── ENTRIES

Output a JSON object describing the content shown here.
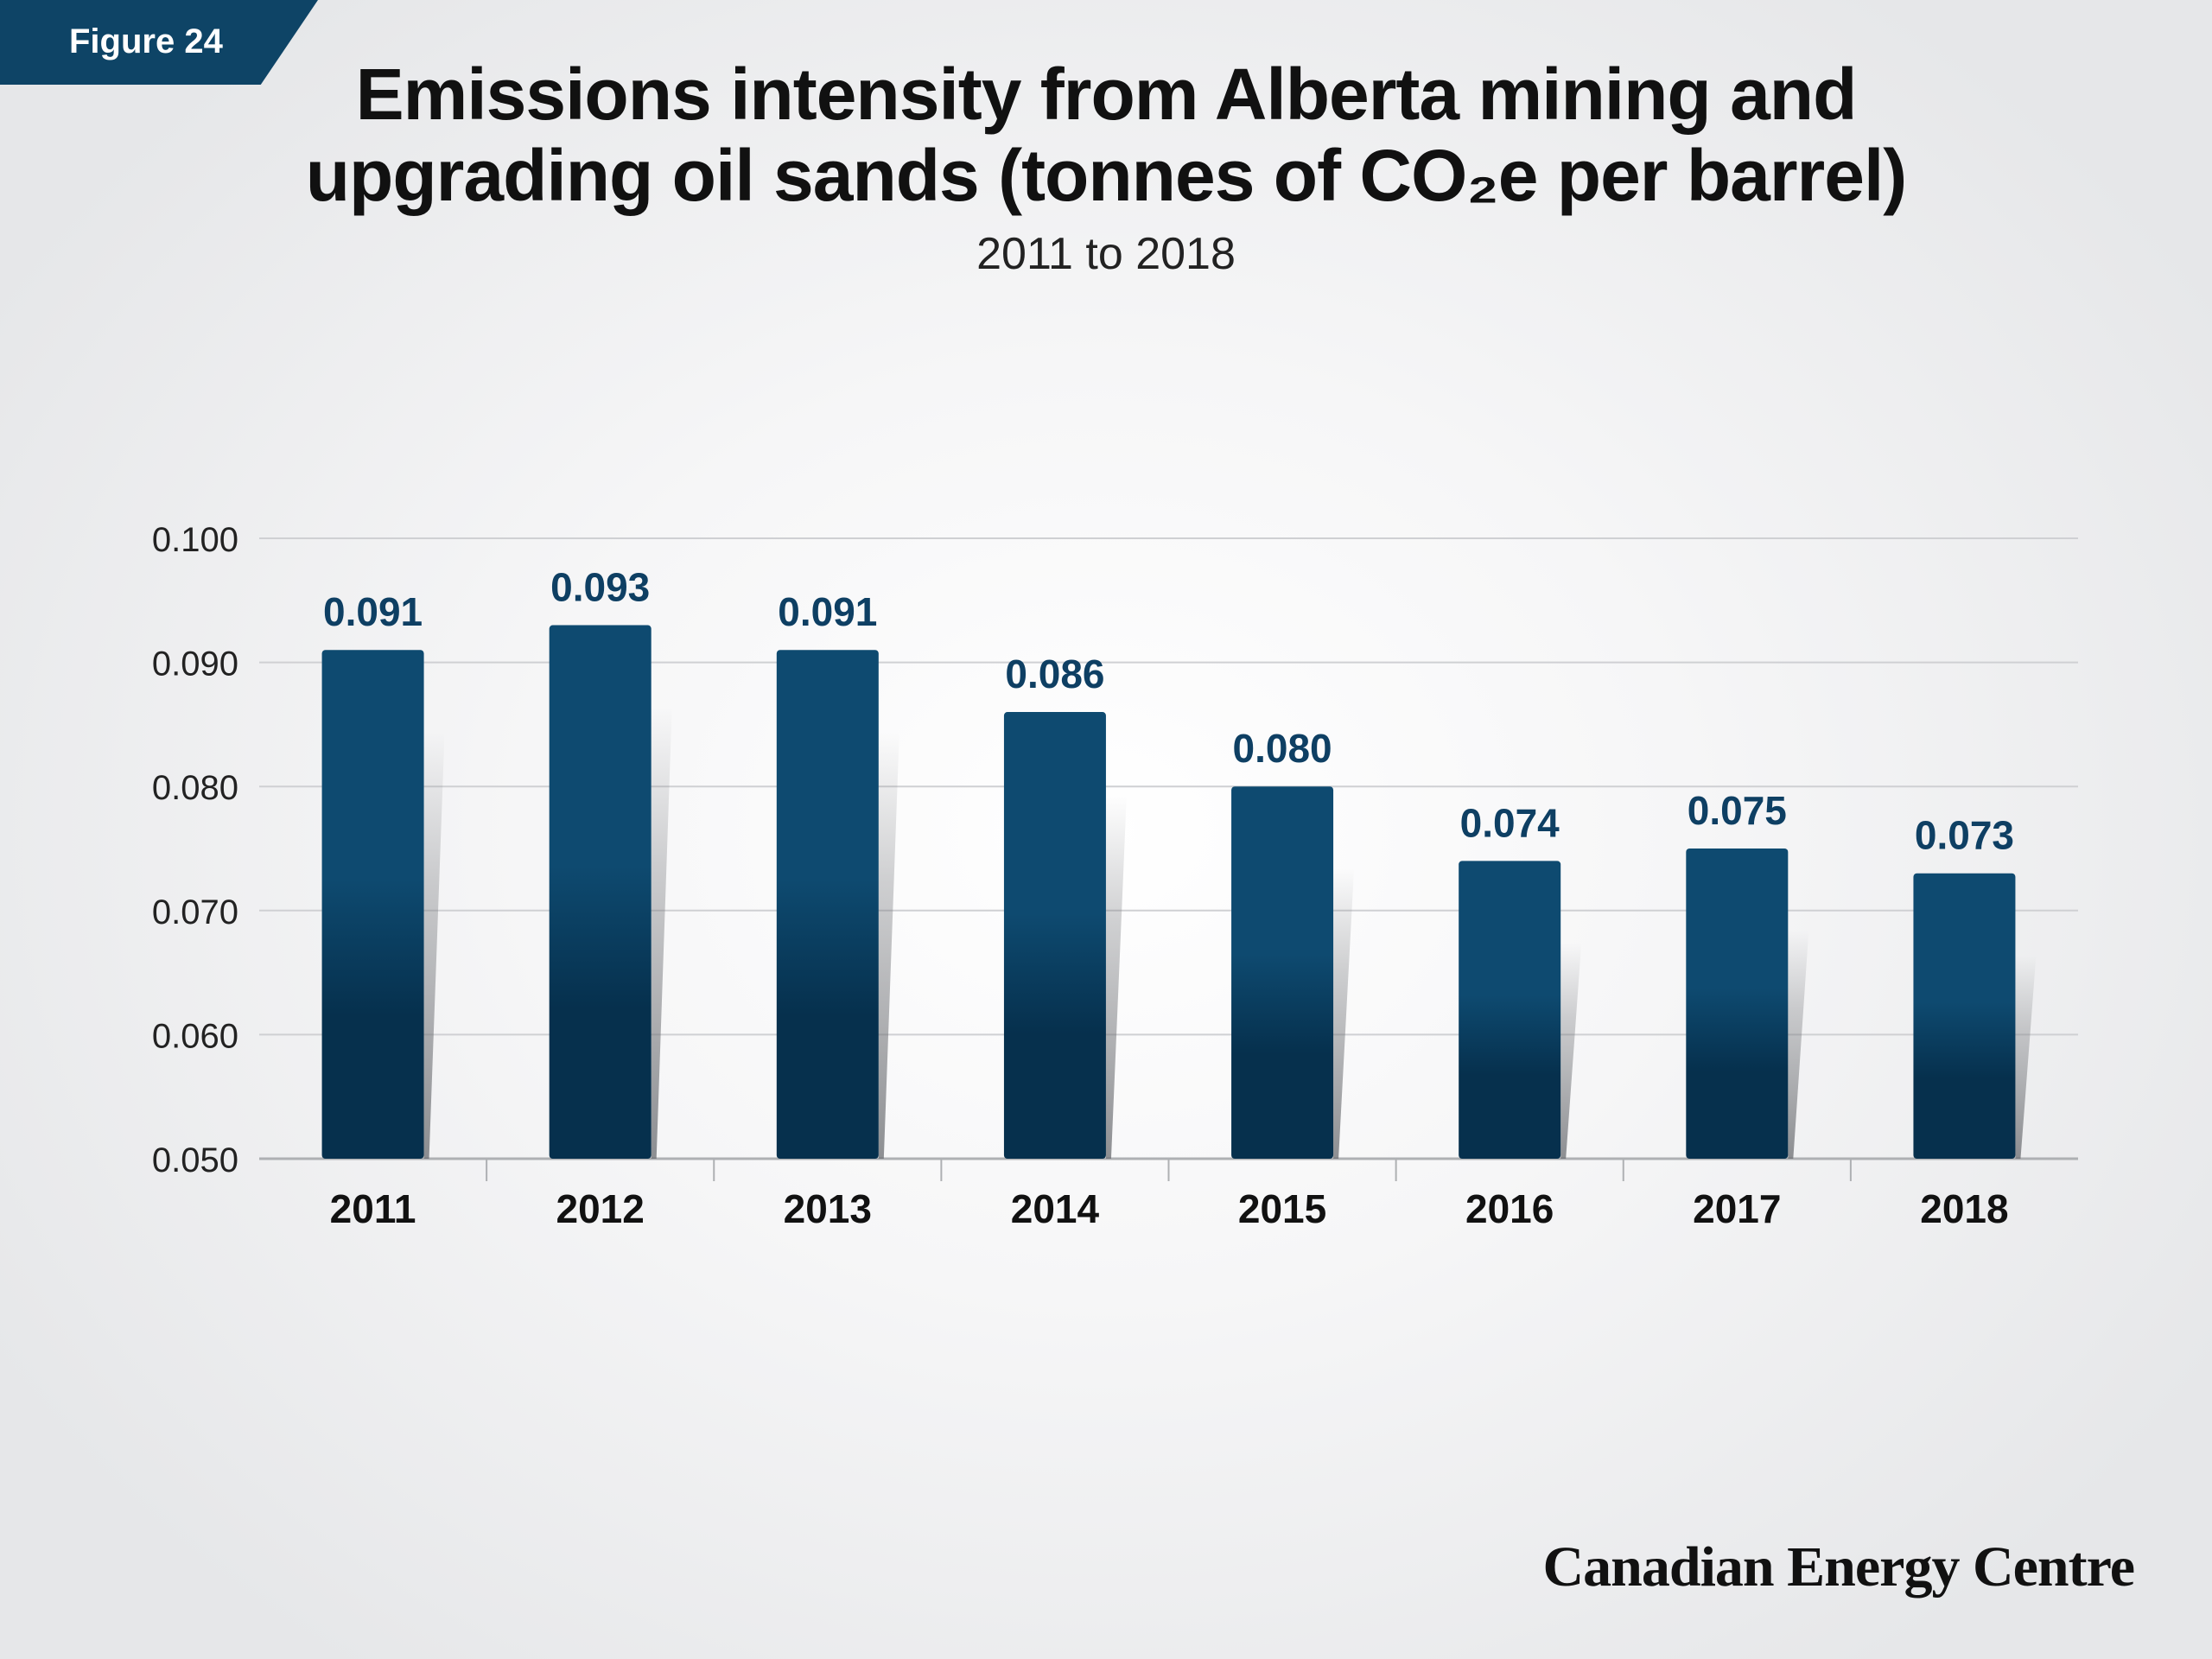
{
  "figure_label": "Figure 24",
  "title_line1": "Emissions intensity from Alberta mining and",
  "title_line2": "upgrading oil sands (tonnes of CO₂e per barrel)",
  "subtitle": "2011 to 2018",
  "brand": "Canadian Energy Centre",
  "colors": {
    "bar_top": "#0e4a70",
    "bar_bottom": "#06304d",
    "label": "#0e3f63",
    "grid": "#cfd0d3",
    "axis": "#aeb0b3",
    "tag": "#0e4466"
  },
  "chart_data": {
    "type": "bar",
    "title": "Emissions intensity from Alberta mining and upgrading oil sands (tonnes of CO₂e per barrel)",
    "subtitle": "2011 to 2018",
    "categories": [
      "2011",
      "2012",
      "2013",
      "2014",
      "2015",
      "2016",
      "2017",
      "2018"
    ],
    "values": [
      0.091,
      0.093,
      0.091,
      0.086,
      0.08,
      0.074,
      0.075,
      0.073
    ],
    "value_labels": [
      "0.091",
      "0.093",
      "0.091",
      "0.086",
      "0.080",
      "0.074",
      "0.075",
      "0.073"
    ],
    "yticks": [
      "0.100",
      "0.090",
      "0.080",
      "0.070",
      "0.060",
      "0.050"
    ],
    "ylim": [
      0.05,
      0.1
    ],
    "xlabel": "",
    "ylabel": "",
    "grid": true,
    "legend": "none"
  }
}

────

> **WRITTEN TASK**
The pictures should not appear in the copy; every other part of the records above must be returned exactly.

> **ANSWER TO THE EXERCISE**
Output a JSON object describing the content shown here.
{
  "figure_label": "Figure 24",
  "title_line1": "Emissions intensity from Alberta mining and",
  "title_line2": "upgrading oil sands (tonnes of CO₂e per barrel)",
  "subtitle": "2011 to 2018",
  "brand": "Canadian Energy Centre",
  "colors": {
    "bar_top": "#0e4a70",
    "bar_bottom": "#06304d",
    "label": "#0e3f63",
    "grid": "#cfd0d3",
    "axis": "#aeb0b3",
    "tag": "#0e4466"
  },
  "chart_data": {
    "type": "bar",
    "title": "Emissions intensity from Alberta mining and upgrading oil sands (tonnes of CO₂e per barrel)",
    "subtitle": "2011 to 2018",
    "categories": [
      "2011",
      "2012",
      "2013",
      "2014",
      "2015",
      "2016",
      "2017",
      "2018"
    ],
    "values": [
      0.091,
      0.093,
      0.091,
      0.086,
      0.08,
      0.074,
      0.075,
      0.073
    ],
    "value_labels": [
      "0.091",
      "0.093",
      "0.091",
      "0.086",
      "0.080",
      "0.074",
      "0.075",
      "0.073"
    ],
    "yticks": [
      "0.100",
      "0.090",
      "0.080",
      "0.070",
      "0.060",
      "0.050"
    ],
    "ylim": [
      0.05,
      0.1
    ],
    "xlabel": "",
    "ylabel": "",
    "grid": true,
    "legend": "none"
  }
}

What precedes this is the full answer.